:: RECORD EXTRACTS

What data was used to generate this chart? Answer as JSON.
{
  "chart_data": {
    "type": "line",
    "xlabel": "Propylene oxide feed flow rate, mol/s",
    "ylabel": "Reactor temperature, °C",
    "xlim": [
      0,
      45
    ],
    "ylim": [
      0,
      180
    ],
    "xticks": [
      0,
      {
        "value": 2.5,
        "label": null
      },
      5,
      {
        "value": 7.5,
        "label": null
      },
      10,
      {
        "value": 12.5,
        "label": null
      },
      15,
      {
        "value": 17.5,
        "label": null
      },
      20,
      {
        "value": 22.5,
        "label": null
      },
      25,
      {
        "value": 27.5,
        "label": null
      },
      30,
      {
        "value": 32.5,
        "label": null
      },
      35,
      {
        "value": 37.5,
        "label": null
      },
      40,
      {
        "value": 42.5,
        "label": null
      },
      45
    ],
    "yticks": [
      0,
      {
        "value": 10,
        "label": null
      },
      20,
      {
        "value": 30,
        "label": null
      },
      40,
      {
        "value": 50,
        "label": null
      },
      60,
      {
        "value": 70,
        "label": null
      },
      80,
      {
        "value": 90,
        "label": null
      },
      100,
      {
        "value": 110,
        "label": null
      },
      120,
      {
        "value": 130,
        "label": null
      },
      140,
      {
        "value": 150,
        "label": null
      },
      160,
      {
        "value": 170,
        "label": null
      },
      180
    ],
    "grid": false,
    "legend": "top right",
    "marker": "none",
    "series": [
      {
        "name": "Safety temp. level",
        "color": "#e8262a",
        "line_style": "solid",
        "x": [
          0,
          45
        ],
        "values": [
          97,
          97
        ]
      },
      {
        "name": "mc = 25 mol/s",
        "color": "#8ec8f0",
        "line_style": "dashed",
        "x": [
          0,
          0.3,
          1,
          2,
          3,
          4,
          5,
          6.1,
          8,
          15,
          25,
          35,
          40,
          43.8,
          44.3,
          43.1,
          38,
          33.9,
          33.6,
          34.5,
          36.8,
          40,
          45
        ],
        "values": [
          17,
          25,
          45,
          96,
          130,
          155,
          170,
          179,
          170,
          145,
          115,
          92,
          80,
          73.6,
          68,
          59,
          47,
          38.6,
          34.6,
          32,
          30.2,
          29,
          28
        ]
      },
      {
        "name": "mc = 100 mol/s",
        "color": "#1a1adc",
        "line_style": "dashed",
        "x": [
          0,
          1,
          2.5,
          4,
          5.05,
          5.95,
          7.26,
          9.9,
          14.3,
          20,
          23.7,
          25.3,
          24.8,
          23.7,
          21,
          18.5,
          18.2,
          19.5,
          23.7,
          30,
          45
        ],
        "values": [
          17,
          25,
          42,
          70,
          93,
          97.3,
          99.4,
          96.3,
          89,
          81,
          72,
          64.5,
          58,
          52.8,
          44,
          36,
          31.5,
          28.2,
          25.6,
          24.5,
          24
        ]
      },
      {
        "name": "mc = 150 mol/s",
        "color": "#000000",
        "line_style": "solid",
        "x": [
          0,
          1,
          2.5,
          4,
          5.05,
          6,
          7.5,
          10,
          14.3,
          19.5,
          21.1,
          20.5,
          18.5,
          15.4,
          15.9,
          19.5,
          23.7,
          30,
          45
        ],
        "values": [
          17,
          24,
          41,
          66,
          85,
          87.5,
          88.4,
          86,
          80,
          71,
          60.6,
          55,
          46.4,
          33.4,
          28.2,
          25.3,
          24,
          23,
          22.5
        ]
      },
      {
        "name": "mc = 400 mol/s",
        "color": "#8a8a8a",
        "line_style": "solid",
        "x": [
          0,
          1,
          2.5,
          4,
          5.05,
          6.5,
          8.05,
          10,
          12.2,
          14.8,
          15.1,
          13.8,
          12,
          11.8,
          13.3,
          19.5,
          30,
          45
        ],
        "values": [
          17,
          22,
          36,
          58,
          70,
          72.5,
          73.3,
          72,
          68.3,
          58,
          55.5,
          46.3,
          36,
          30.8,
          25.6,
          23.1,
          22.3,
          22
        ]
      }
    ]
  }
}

::::

- TASK TO CARRY OUT -
Show every line in the entries where the string "name" occurs.

- SOLUTION -
        "name": "Safety temp. level",
        "name": "mc = 25 mol/s",
        "name": "mc = 100 mol/s",
        "name": "mc = 150 mol/s",
        "name": "mc = 400 mol/s",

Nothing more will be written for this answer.